_Do this_
Repeat every record below exactly, leaving out the pictures.

_Stored records_
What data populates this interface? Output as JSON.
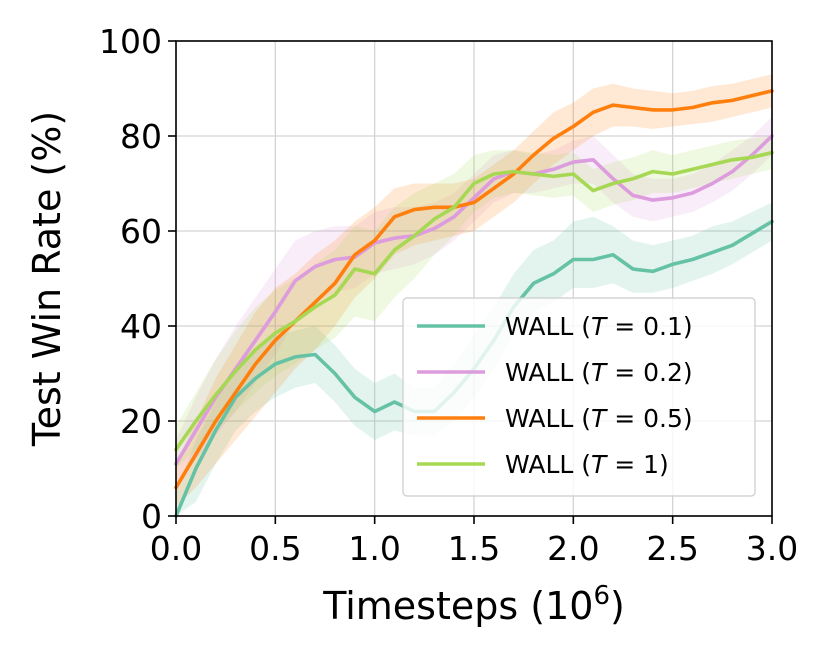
{
  "chart_data": {
    "type": "line",
    "title": "",
    "xlabel": "Timesteps (10",
    "xlabel_exponent": "6",
    "xlabel_suffix": ")",
    "ylabel": "Test Win Rate (%)",
    "xlim": [
      0,
      3
    ],
    "ylim": [
      0,
      100
    ],
    "xticks": [
      "0.0",
      "0.5",
      "1.0",
      "1.5",
      "2.0",
      "2.5",
      "3.0"
    ],
    "yticks": [
      "0",
      "20",
      "40",
      "60",
      "80",
      "100"
    ],
    "grid": true,
    "legend_position": "lower-right",
    "x": [
      0.0,
      0.1,
      0.2,
      0.3,
      0.4,
      0.5,
      0.6,
      0.7,
      0.8,
      0.9,
      1.0,
      1.1,
      1.2,
      1.3,
      1.4,
      1.5,
      1.6,
      1.7,
      1.8,
      1.9,
      2.0,
      2.1,
      2.2,
      2.3,
      2.4,
      2.5,
      2.6,
      2.7,
      2.8,
      2.9,
      3.0
    ],
    "series": [
      {
        "name_prefix": "WALL (",
        "name_var": "T",
        "name_suffix": " = 0.1)",
        "color": "#66c2a5",
        "values": [
          0,
          10,
          18,
          25,
          29,
          32,
          33.5,
          34,
          30,
          25,
          22,
          24,
          22,
          22,
          26,
          31,
          37,
          44,
          49,
          51,
          54,
          54,
          55,
          52,
          51.5,
          53,
          54,
          55.5,
          57,
          59.5,
          62
        ],
        "lower": [
          0,
          3,
          11,
          18,
          22,
          25,
          27,
          28,
          24,
          19,
          16,
          18,
          17,
          17,
          20,
          25,
          31,
          38,
          43,
          45,
          48,
          48,
          49,
          47,
          47,
          48,
          49.5,
          51,
          53,
          55.5,
          58
        ],
        "upper": [
          5,
          16,
          24,
          31,
          35,
          38,
          39,
          40,
          36,
          31,
          28,
          30,
          27,
          27,
          32,
          38,
          44,
          51,
          56,
          58,
          62,
          63,
          61,
          58,
          57,
          58,
          59,
          61,
          62,
          64,
          66
        ]
      },
      {
        "name_prefix": "WALL (",
        "name_var": "T",
        "name_suffix": " = 0.2)",
        "color": "#dc9cdd",
        "values": [
          11,
          18,
          25,
          31,
          37,
          43,
          49.5,
          52.5,
          54,
          54.5,
          57.5,
          58.5,
          59,
          60.5,
          63,
          67,
          71,
          72.5,
          72,
          73,
          74.5,
          75,
          71,
          67.5,
          66.5,
          67,
          68,
          70,
          72.5,
          76,
          80
        ],
        "lower": [
          7,
          12,
          17,
          22,
          28,
          34,
          41,
          45,
          47,
          48,
          51,
          52,
          53,
          55,
          58,
          62,
          66,
          68,
          68,
          69,
          70,
          70,
          66,
          63,
          62,
          63,
          64,
          66,
          68.5,
          72,
          76
        ],
        "upper": [
          16,
          25,
          33,
          40,
          46,
          52,
          58,
          60,
          61,
          61,
          64,
          65,
          65,
          66,
          68,
          72,
          76,
          77,
          76,
          77,
          79,
          80,
          76,
          72,
          71,
          71,
          72,
          74,
          77,
          80,
          84
        ]
      },
      {
        "name_prefix": "WALL (",
        "name_var": "T",
        "name_suffix": " = 0.5)",
        "color": "#ff7f0e",
        "values": [
          6,
          13,
          20,
          26,
          32,
          37,
          41,
          45,
          49,
          55,
          58,
          63,
          64.5,
          65,
          65,
          66,
          69,
          72,
          76,
          79.5,
          82,
          85,
          86.5,
          86,
          85.5,
          85.5,
          86,
          87,
          87.5,
          88.5,
          89.5
        ],
        "lower": [
          2,
          6,
          11,
          16,
          21,
          26,
          31,
          35,
          40,
          46,
          50,
          55,
          57,
          58,
          59,
          60,
          63,
          66,
          70,
          74,
          77,
          80,
          82,
          82,
          81.5,
          82,
          82.5,
          83,
          84,
          85,
          86
        ],
        "upper": [
          11,
          20,
          29,
          36,
          43,
          48,
          51,
          55,
          58,
          62,
          65,
          69,
          70,
          70,
          70,
          71,
          74,
          77,
          81,
          85,
          87,
          90,
          91,
          90,
          89.5,
          89,
          89.5,
          90.5,
          91,
          92,
          93
        ]
      },
      {
        "name_prefix": "WALL (",
        "name_var": "T",
        "name_suffix": " = 1)",
        "color": "#a6d854",
        "values": [
          14,
          20,
          25.5,
          30.5,
          35,
          38.5,
          41,
          44,
          46.5,
          52,
          51,
          56,
          59,
          62.5,
          65,
          70,
          72,
          72.5,
          72,
          71.5,
          72,
          68.5,
          70,
          71,
          72.5,
          72,
          73,
          74,
          75,
          75.5,
          76.5
        ],
        "lower": [
          10,
          14,
          18,
          22,
          26,
          29.5,
          32,
          35,
          37.5,
          42,
          41,
          46,
          50,
          55,
          59,
          64,
          67,
          68,
          67.5,
          67,
          67.5,
          64,
          65.5,
          66.5,
          68,
          68,
          69,
          70,
          71,
          72,
          73
        ],
        "upper": [
          19,
          26,
          33,
          39,
          44,
          47.5,
          50,
          53,
          56,
          61,
          60,
          65,
          68,
          70,
          72,
          76,
          77,
          77,
          76.5,
          76,
          76.5,
          73,
          74.5,
          75.5,
          77,
          76,
          77,
          78,
          79,
          79.5,
          80
        ]
      }
    ]
  }
}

_Result below_
What data populates this interface? Output as JSON.
{
  "chart_data": {
    "type": "line",
    "title": "",
    "xlabel": "Timesteps (10",
    "xlabel_exponent": "6",
    "xlabel_suffix": ")",
    "ylabel": "Test Win Rate (%)",
    "xlim": [
      0,
      3
    ],
    "ylim": [
      0,
      100
    ],
    "xticks": [
      "0.0",
      "0.5",
      "1.0",
      "1.5",
      "2.0",
      "2.5",
      "3.0"
    ],
    "yticks": [
      "0",
      "20",
      "40",
      "60",
      "80",
      "100"
    ],
    "grid": true,
    "legend_position": "lower-right",
    "x": [
      0.0,
      0.1,
      0.2,
      0.3,
      0.4,
      0.5,
      0.6,
      0.7,
      0.8,
      0.9,
      1.0,
      1.1,
      1.2,
      1.3,
      1.4,
      1.5,
      1.6,
      1.7,
      1.8,
      1.9,
      2.0,
      2.1,
      2.2,
      2.3,
      2.4,
      2.5,
      2.6,
      2.7,
      2.8,
      2.9,
      3.0
    ],
    "series": [
      {
        "name_prefix": "WALL (",
        "name_var": "T",
        "name_suffix": " = 0.1)",
        "color": "#66c2a5",
        "values": [
          0,
          10,
          18,
          25,
          29,
          32,
          33.5,
          34,
          30,
          25,
          22,
          24,
          22,
          22,
          26,
          31,
          37,
          44,
          49,
          51,
          54,
          54,
          55,
          52,
          51.5,
          53,
          54,
          55.5,
          57,
          59.5,
          62
        ],
        "lower": [
          0,
          3,
          11,
          18,
          22,
          25,
          27,
          28,
          24,
          19,
          16,
          18,
          17,
          17,
          20,
          25,
          31,
          38,
          43,
          45,
          48,
          48,
          49,
          47,
          47,
          48,
          49.5,
          51,
          53,
          55.5,
          58
        ],
        "upper": [
          5,
          16,
          24,
          31,
          35,
          38,
          39,
          40,
          36,
          31,
          28,
          30,
          27,
          27,
          32,
          38,
          44,
          51,
          56,
          58,
          62,
          63,
          61,
          58,
          57,
          58,
          59,
          61,
          62,
          64,
          66
        ]
      },
      {
        "name_prefix": "WALL (",
        "name_var": "T",
        "name_suffix": " = 0.2)",
        "color": "#dc9cdd",
        "values": [
          11,
          18,
          25,
          31,
          37,
          43,
          49.5,
          52.5,
          54,
          54.5,
          57.5,
          58.5,
          59,
          60.5,
          63,
          67,
          71,
          72.5,
          72,
          73,
          74.5,
          75,
          71,
          67.5,
          66.5,
          67,
          68,
          70,
          72.5,
          76,
          80
        ],
        "lower": [
          7,
          12,
          17,
          22,
          28,
          34,
          41,
          45,
          47,
          48,
          51,
          52,
          53,
          55,
          58,
          62,
          66,
          68,
          68,
          69,
          70,
          70,
          66,
          63,
          62,
          63,
          64,
          66,
          68.5,
          72,
          76
        ],
        "upper": [
          16,
          25,
          33,
          40,
          46,
          52,
          58,
          60,
          61,
          61,
          64,
          65,
          65,
          66,
          68,
          72,
          76,
          77,
          76,
          77,
          79,
          80,
          76,
          72,
          71,
          71,
          72,
          74,
          77,
          80,
          84
        ]
      },
      {
        "name_prefix": "WALL (",
        "name_var": "T",
        "name_suffix": " = 0.5)",
        "color": "#ff7f0e",
        "values": [
          6,
          13,
          20,
          26,
          32,
          37,
          41,
          45,
          49,
          55,
          58,
          63,
          64.5,
          65,
          65,
          66,
          69,
          72,
          76,
          79.5,
          82,
          85,
          86.5,
          86,
          85.5,
          85.5,
          86,
          87,
          87.5,
          88.5,
          89.5
        ],
        "lower": [
          2,
          6,
          11,
          16,
          21,
          26,
          31,
          35,
          40,
          46,
          50,
          55,
          57,
          58,
          59,
          60,
          63,
          66,
          70,
          74,
          77,
          80,
          82,
          82,
          81.5,
          82,
          82.5,
          83,
          84,
          85,
          86
        ],
        "upper": [
          11,
          20,
          29,
          36,
          43,
          48,
          51,
          55,
          58,
          62,
          65,
          69,
          70,
          70,
          70,
          71,
          74,
          77,
          81,
          85,
          87,
          90,
          91,
          90,
          89.5,
          89,
          89.5,
          90.5,
          91,
          92,
          93
        ]
      },
      {
        "name_prefix": "WALL (",
        "name_var": "T",
        "name_suffix": " = 1)",
        "color": "#a6d854",
        "values": [
          14,
          20,
          25.5,
          30.5,
          35,
          38.5,
          41,
          44,
          46.5,
          52,
          51,
          56,
          59,
          62.5,
          65,
          70,
          72,
          72.5,
          72,
          71.5,
          72,
          68.5,
          70,
          71,
          72.5,
          72,
          73,
          74,
          75,
          75.5,
          76.5
        ],
        "lower": [
          10,
          14,
          18,
          22,
          26,
          29.5,
          32,
          35,
          37.5,
          42,
          41,
          46,
          50,
          55,
          59,
          64,
          67,
          68,
          67.5,
          67,
          67.5,
          64,
          65.5,
          66.5,
          68,
          68,
          69,
          70,
          71,
          72,
          73
        ],
        "upper": [
          19,
          26,
          33,
          39,
          44,
          47.5,
          50,
          53,
          56,
          61,
          60,
          65,
          68,
          70,
          72,
          76,
          77,
          77,
          76.5,
          76,
          76.5,
          73,
          74.5,
          75.5,
          77,
          76,
          77,
          78,
          79,
          79.5,
          80
        ]
      }
    ]
  }
}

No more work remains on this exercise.